### Available data
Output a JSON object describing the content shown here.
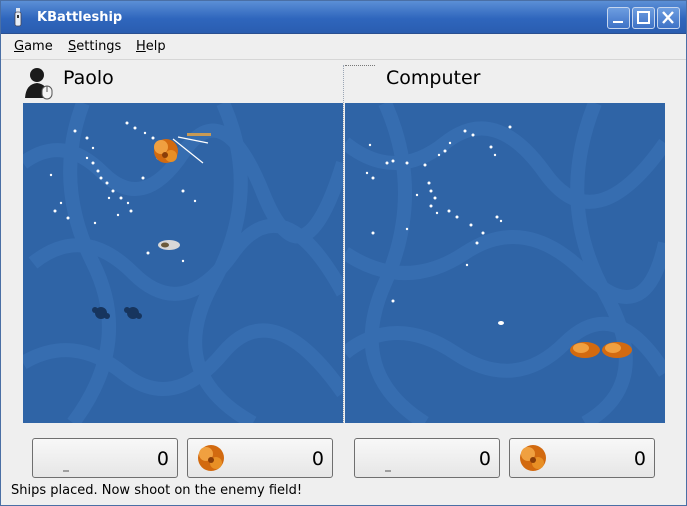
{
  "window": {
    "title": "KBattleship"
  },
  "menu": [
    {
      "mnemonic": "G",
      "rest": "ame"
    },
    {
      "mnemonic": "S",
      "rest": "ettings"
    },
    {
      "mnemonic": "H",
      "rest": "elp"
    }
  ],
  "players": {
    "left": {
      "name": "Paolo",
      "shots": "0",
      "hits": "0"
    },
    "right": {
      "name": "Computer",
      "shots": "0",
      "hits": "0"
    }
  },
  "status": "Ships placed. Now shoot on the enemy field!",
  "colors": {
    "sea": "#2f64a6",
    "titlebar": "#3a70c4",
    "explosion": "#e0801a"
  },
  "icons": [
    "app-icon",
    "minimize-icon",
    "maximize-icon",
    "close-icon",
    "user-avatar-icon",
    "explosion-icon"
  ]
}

### Required work
A faithful copy of the records above is needed, with the pictures left out.

### Answer in full
Output a JSON object describing the content shown here.
{
  "window": {
    "title": "KBattleship"
  },
  "menu": [
    {
      "mnemonic": "G",
      "rest": "ame"
    },
    {
      "mnemonic": "S",
      "rest": "ettings"
    },
    {
      "mnemonic": "H",
      "rest": "elp"
    }
  ],
  "players": {
    "left": {
      "name": "Paolo",
      "shots": "0",
      "hits": "0"
    },
    "right": {
      "name": "Computer",
      "shots": "0",
      "hits": "0"
    }
  },
  "status": "Ships placed. Now shoot on the enemy field!",
  "colors": {
    "sea": "#2f64a6",
    "titlebar": "#3a70c4",
    "explosion": "#e0801a"
  },
  "icons": [
    "app-icon",
    "minimize-icon",
    "maximize-icon",
    "close-icon",
    "user-avatar-icon",
    "explosion-icon"
  ]
}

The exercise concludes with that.